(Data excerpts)
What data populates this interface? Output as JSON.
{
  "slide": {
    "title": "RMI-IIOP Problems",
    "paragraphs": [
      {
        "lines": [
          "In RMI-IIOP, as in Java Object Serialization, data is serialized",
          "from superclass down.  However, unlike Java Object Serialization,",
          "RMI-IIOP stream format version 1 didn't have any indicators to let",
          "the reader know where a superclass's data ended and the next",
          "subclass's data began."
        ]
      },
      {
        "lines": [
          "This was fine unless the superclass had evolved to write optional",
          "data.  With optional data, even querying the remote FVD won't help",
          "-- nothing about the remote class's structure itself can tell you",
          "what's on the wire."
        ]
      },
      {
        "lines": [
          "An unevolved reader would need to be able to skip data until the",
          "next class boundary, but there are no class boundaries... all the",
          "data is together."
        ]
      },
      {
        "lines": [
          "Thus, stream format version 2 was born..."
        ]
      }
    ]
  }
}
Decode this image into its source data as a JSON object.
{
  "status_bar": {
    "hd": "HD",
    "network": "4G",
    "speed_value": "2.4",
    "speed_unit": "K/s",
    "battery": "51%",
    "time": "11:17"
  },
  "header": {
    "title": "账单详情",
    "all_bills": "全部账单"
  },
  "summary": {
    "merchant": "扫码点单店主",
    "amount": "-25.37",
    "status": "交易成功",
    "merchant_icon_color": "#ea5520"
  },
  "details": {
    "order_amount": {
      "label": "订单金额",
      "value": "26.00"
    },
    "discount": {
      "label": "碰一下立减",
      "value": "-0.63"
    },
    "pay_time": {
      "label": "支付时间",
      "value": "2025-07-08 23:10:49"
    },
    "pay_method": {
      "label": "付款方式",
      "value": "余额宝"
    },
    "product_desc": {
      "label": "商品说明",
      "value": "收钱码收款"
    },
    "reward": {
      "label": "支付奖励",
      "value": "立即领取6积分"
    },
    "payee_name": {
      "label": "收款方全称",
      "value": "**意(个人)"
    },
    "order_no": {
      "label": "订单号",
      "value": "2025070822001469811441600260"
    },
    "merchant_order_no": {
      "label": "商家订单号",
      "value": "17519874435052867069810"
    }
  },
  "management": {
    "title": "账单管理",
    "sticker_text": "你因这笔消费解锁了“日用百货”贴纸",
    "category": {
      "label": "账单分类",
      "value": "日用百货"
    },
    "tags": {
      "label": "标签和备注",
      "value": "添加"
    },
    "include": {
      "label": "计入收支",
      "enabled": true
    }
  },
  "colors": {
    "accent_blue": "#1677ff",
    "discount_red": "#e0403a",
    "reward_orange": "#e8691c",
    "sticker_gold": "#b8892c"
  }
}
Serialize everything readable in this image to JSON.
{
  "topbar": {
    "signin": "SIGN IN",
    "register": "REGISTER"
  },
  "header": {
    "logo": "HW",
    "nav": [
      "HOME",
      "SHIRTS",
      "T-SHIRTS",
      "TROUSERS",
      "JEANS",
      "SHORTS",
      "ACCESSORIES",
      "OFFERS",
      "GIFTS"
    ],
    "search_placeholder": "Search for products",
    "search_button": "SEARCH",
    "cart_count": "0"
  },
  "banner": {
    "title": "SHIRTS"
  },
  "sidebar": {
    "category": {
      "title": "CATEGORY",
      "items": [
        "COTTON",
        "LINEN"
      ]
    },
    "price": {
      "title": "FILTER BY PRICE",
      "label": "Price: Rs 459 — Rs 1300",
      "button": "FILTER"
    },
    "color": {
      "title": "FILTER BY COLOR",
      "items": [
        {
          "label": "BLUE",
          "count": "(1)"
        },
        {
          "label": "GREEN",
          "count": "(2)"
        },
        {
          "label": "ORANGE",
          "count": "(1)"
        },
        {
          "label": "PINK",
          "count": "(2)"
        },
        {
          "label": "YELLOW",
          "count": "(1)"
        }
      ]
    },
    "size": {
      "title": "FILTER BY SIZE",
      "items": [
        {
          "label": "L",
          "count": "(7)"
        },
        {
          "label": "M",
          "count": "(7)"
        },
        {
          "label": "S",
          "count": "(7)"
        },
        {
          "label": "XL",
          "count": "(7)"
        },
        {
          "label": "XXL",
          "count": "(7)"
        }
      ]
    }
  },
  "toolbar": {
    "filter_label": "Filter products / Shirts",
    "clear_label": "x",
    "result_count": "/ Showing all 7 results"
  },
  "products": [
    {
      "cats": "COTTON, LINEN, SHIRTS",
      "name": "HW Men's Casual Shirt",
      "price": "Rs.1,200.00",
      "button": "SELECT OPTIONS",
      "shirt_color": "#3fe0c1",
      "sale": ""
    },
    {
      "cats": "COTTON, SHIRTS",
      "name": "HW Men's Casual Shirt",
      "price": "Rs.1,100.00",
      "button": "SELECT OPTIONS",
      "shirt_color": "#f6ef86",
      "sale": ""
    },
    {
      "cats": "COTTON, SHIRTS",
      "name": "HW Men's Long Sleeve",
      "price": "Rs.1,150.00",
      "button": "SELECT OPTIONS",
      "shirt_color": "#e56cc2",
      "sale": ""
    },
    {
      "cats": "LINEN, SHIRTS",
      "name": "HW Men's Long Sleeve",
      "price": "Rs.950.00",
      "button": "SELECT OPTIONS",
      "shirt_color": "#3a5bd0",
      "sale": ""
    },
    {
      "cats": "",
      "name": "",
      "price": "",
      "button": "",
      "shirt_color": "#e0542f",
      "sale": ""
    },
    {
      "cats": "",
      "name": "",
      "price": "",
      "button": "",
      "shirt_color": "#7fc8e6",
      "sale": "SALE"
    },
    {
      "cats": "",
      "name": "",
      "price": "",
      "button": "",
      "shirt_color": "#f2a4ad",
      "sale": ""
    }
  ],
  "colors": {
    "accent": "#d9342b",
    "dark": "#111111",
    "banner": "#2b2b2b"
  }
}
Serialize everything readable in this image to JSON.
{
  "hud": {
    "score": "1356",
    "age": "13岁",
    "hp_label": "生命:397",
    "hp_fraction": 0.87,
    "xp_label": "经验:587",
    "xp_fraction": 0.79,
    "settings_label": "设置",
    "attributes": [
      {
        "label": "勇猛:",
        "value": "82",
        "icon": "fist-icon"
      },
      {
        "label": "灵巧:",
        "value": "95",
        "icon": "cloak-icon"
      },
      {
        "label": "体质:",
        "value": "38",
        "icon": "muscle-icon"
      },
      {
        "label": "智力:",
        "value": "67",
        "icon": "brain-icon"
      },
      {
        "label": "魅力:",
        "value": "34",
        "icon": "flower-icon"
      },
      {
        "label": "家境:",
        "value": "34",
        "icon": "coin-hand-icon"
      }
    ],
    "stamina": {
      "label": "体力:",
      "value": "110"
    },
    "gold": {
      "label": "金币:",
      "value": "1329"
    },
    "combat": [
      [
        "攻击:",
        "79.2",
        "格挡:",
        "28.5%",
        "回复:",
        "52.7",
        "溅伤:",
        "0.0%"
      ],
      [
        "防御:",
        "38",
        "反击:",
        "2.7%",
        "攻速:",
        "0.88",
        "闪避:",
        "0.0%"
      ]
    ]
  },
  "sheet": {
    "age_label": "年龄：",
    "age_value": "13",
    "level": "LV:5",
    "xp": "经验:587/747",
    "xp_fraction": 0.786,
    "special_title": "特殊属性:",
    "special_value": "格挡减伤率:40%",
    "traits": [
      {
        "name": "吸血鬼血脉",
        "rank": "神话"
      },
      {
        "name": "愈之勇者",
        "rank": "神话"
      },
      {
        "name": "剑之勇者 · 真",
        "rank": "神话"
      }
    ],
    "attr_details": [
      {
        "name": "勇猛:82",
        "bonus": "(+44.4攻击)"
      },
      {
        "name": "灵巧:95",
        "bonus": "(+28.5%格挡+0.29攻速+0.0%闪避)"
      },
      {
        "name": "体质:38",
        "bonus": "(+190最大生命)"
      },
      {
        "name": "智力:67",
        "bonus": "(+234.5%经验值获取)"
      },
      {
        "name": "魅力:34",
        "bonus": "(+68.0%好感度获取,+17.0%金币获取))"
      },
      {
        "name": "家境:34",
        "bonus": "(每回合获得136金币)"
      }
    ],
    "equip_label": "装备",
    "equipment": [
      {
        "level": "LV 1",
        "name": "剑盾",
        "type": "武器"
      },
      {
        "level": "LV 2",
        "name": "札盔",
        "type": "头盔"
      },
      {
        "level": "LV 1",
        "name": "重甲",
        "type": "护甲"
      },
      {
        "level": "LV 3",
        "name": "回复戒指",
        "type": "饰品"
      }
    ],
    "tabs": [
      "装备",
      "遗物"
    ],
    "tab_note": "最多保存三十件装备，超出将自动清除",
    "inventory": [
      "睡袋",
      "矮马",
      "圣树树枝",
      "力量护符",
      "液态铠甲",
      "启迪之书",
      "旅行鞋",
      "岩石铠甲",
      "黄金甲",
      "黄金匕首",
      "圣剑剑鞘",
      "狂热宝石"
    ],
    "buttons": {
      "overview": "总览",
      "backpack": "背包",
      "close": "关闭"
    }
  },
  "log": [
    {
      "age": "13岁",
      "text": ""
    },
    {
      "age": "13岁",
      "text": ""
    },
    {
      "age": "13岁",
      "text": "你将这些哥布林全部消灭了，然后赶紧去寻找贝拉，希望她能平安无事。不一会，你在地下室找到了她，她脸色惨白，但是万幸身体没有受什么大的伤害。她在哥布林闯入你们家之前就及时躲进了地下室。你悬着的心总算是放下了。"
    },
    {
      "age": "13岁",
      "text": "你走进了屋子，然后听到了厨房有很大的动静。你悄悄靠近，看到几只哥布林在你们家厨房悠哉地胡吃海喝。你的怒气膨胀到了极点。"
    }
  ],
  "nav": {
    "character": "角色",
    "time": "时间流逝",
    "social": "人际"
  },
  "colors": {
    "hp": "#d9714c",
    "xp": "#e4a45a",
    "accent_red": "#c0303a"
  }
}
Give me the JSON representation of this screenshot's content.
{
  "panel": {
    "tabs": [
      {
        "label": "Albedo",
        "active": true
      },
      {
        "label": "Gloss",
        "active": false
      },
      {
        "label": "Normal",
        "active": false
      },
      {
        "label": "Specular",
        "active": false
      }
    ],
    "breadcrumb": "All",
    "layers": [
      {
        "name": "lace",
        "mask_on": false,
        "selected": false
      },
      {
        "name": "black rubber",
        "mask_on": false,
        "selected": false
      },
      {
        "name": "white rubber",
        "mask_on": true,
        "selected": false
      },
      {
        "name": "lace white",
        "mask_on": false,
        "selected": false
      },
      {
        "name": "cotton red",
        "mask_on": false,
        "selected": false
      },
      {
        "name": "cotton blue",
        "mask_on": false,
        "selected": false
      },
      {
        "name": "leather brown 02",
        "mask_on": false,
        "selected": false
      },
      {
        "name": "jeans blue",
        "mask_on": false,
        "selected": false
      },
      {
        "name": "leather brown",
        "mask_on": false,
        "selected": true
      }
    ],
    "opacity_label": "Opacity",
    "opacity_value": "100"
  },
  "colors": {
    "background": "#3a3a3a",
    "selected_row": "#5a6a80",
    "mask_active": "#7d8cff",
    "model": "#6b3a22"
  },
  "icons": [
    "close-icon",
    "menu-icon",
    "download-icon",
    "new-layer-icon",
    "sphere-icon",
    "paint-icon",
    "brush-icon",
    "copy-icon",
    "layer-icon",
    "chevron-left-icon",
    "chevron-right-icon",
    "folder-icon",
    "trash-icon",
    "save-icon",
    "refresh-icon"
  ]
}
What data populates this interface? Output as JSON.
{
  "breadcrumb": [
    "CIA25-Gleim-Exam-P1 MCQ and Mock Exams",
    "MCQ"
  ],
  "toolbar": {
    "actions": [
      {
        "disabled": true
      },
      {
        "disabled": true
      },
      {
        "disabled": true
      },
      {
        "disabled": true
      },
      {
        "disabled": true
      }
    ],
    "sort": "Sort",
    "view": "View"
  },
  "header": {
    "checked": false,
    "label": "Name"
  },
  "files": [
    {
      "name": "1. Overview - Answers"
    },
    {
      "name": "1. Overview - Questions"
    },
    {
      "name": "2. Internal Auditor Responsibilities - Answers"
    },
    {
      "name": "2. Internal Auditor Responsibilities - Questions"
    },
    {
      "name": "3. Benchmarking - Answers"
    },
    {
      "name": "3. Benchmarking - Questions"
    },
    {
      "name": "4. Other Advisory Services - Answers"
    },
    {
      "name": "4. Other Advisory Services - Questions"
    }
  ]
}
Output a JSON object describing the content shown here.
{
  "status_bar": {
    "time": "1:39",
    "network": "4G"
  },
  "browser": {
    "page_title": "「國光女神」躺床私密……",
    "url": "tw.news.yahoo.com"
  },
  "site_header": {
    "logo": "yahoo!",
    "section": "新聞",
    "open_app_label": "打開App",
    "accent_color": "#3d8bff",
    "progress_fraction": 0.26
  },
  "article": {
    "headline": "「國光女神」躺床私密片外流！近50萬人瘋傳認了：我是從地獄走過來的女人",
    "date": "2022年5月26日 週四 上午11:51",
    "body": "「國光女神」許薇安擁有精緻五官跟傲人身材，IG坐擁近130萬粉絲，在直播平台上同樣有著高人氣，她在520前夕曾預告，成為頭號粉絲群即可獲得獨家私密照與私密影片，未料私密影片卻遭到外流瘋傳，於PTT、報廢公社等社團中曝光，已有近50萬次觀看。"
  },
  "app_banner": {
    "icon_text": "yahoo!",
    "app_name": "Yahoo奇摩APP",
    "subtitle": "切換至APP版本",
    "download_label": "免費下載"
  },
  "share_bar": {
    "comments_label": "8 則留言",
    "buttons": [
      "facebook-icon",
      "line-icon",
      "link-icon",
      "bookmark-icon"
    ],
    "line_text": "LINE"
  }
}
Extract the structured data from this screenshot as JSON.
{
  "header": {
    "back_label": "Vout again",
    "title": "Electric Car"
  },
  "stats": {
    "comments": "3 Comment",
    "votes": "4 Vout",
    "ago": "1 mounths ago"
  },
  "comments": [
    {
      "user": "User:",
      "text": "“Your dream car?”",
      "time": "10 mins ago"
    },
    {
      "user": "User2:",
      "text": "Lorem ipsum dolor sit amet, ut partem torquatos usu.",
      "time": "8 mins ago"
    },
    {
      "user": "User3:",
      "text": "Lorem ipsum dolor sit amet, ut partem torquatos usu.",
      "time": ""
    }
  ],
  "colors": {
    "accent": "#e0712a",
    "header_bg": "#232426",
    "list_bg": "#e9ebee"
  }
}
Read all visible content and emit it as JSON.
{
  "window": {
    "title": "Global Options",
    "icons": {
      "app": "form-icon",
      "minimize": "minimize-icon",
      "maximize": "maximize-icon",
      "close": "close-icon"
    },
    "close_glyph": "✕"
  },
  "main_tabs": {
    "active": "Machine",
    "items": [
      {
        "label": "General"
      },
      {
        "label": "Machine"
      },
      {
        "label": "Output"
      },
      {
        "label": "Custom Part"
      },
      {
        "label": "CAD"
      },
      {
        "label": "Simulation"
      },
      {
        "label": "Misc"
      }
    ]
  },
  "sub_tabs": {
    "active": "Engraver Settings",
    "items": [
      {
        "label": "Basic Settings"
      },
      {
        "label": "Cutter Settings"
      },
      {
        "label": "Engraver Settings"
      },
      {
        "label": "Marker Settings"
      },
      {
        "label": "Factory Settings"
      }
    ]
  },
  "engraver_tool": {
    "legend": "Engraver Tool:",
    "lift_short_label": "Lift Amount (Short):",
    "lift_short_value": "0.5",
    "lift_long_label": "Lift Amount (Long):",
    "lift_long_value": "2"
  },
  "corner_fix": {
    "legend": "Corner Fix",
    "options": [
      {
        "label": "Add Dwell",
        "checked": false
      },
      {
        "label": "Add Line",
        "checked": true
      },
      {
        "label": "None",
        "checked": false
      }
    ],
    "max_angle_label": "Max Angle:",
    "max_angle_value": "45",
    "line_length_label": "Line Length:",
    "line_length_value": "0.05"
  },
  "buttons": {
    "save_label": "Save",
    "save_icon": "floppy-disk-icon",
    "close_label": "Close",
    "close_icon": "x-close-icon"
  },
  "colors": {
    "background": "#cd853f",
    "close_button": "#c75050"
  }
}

> Directions for this task
Where a line above holds the string "content", show that line.

> Solved problem
Give me the JSON representation of this screenshot's content.
Output a JSON object describing the content shown here.
Read all visible content and emit it as JSON.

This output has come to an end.